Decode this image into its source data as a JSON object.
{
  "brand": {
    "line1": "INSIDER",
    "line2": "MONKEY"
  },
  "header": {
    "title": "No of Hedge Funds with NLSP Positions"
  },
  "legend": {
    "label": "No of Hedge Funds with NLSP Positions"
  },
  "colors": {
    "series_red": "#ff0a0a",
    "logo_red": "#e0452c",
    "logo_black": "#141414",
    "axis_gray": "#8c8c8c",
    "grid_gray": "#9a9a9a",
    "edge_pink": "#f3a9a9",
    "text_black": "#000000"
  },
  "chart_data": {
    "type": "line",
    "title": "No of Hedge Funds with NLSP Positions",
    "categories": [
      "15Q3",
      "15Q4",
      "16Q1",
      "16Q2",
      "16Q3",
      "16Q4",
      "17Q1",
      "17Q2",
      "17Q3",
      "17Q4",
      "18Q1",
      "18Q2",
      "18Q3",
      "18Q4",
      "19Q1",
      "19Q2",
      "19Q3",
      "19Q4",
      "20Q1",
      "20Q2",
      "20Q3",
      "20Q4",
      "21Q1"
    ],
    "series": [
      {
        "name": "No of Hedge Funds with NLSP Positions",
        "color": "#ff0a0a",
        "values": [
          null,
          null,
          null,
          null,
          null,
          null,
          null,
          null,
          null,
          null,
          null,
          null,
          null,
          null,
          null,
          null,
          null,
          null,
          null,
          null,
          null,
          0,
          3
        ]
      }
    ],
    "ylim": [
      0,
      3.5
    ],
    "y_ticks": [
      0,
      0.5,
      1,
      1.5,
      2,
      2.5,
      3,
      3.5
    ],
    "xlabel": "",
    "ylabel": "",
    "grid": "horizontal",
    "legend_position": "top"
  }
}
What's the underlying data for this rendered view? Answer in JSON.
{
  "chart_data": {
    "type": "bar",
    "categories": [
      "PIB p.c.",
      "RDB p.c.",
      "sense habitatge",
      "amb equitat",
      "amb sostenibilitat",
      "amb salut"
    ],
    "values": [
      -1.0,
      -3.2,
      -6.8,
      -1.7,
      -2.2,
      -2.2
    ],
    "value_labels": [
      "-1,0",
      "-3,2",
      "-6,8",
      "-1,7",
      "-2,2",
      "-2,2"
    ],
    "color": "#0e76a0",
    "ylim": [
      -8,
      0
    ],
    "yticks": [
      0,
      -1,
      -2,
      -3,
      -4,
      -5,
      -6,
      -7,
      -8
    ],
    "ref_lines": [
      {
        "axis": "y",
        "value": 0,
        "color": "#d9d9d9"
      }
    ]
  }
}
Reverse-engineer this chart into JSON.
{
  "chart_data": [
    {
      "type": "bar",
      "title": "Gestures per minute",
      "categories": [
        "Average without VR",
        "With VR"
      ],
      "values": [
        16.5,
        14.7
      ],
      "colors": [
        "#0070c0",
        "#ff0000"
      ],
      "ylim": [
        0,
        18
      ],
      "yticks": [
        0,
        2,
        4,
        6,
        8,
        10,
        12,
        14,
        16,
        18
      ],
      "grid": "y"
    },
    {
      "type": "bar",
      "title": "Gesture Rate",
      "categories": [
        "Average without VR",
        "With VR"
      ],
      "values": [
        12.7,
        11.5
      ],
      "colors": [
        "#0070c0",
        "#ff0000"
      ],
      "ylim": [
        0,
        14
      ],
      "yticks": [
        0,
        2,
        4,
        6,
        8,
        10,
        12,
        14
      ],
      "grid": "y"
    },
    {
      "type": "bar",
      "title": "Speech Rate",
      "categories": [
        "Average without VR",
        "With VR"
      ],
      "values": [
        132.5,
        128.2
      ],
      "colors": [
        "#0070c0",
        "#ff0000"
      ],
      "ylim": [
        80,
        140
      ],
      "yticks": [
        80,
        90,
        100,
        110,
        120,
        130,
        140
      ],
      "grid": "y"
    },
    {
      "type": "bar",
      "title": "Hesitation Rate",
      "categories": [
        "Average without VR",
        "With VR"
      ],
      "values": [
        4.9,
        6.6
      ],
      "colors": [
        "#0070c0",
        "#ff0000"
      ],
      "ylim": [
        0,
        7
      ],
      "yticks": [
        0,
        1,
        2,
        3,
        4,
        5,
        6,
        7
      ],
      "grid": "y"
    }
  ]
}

══════

YOUR TASK: Above are the records. Copy every line in them holding "Hedge".

THE COMPLETED TASK:
    "title": "No of Hedge Funds with NLSP Positions"
    "label": "No of Hedge Funds with NLSP Positions"
    "title": "No of Hedge Funds with NLSP Positions",
        "name": "No of Hedge Funds with NLSP Positions",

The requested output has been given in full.